• **Exercise objective**: Transcribe every line, keeping it exact.

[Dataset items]
....................
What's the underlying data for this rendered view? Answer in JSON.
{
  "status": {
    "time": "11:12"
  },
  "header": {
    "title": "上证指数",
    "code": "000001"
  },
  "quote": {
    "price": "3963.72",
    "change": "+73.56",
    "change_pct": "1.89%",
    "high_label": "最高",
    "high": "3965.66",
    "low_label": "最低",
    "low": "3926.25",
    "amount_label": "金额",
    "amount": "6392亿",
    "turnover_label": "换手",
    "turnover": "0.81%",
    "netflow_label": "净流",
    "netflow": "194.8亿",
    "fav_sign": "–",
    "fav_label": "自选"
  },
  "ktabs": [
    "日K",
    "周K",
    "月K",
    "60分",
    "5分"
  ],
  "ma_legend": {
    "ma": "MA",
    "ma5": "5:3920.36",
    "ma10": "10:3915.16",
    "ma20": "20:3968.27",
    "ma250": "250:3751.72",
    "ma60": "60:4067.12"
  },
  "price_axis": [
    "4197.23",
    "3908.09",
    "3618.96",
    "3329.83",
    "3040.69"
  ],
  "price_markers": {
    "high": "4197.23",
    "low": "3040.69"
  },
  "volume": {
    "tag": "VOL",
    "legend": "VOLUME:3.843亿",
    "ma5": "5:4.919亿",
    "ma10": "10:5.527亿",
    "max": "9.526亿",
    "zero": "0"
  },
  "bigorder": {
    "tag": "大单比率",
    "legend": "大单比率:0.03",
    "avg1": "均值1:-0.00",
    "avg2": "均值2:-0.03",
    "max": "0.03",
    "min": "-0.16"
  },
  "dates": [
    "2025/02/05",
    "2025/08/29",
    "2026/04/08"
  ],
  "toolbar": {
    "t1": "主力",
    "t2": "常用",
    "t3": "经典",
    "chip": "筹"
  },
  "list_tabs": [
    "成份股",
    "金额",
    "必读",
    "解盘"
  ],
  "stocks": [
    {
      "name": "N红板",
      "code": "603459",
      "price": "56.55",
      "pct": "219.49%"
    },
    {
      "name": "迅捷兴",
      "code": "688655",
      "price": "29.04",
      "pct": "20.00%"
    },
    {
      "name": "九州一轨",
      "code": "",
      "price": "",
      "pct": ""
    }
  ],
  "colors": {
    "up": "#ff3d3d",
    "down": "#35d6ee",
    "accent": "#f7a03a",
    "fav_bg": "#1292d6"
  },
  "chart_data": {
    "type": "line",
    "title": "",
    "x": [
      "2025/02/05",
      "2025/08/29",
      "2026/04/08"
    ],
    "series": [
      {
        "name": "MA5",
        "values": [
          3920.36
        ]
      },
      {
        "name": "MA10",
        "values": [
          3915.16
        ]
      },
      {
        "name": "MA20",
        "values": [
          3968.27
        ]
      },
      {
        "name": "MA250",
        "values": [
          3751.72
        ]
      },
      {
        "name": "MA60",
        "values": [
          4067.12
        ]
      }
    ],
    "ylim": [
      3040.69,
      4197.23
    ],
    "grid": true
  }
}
....................
• **Response to the exercise**:
What's the underlying data for this rendered view? Answer in JSON.
{
  "status": {
    "time": "11:12"
  },
  "header": {
    "title": "上证指数",
    "code": "000001"
  },
  "quote": {
    "price": "3963.72",
    "change": "+73.56",
    "change_pct": "1.89%",
    "high_label": "最高",
    "high": "3965.66",
    "low_label": "最低",
    "low": "3926.25",
    "amount_label": "金额",
    "amount": "6392亿",
    "turnover_label": "换手",
    "turnover": "0.81%",
    "netflow_label": "净流",
    "netflow": "194.8亿",
    "fav_sign": "–",
    "fav_label": "自选"
  },
  "ktabs": [
    "日K",
    "周K",
    "月K",
    "60分",
    "5分"
  ],
  "ma_legend": {
    "ma": "MA",
    "ma5": "5:3920.36",
    "ma10": "10:3915.16",
    "ma20": "20:3968.27",
    "ma250": "250:3751.72",
    "ma60": "60:4067.12"
  },
  "price_axis": [
    "4197.23",
    "3908.09",
    "3618.96",
    "3329.83",
    "3040.69"
  ],
  "price_markers": {
    "high": "4197.23",
    "low": "3040.69"
  },
  "volume": {
    "tag": "VOL",
    "legend": "VOLUME:3.843亿",
    "ma5": "5:4.919亿",
    "ma10": "10:5.527亿",
    "max": "9.526亿",
    "zero": "0"
  },
  "bigorder": {
    "tag": "大单比率",
    "legend": "大单比率:0.03",
    "avg1": "均值1:-0.00",
    "avg2": "均值2:-0.03",
    "max": "0.03",
    "min": "-0.16"
  },
  "dates": [
    "2025/02/05",
    "2025/08/29",
    "2026/04/08"
  ],
  "toolbar": {
    "t1": "主力",
    "t2": "常用",
    "t3": "经典",
    "chip": "筹"
  },
  "list_tabs": [
    "成份股",
    "金额",
    "必读",
    "解盘"
  ],
  "stocks": [
    {
      "name": "N红板",
      "code": "603459",
      "price": "56.55",
      "pct": "219.49%"
    },
    {
      "name": "迅捷兴",
      "code": "688655",
      "price": "29.04",
      "pct": "20.00%"
    },
    {
      "name": "九州一轨",
      "code": "",
      "price": "",
      "pct": ""
    }
  ],
  "colors": {
    "up": "#ff3d3d",
    "down": "#35d6ee",
    "accent": "#f7a03a",
    "fav_bg": "#1292d6"
  },
  "chart_data": {
    "type": "line",
    "title": "",
    "x": [
      "2025/02/05",
      "2025/08/29",
      "2026/04/08"
    ],
    "series": [
      {
        "name": "MA5",
        "values": [
          3920.36
        ]
      },
      {
        "name": "MA10",
        "values": [
          3915.16
        ]
      },
      {
        "name": "MA20",
        "values": [
          3968.27
        ]
      },
      {
        "name": "MA250",
        "values": [
          3751.72
        ]
      },
      {
        "name": "MA60",
        "values": [
          4067.12
        ]
      }
    ],
    "ylim": [
      3040.69,
      4197.23
    ],
    "grid": true
  }
}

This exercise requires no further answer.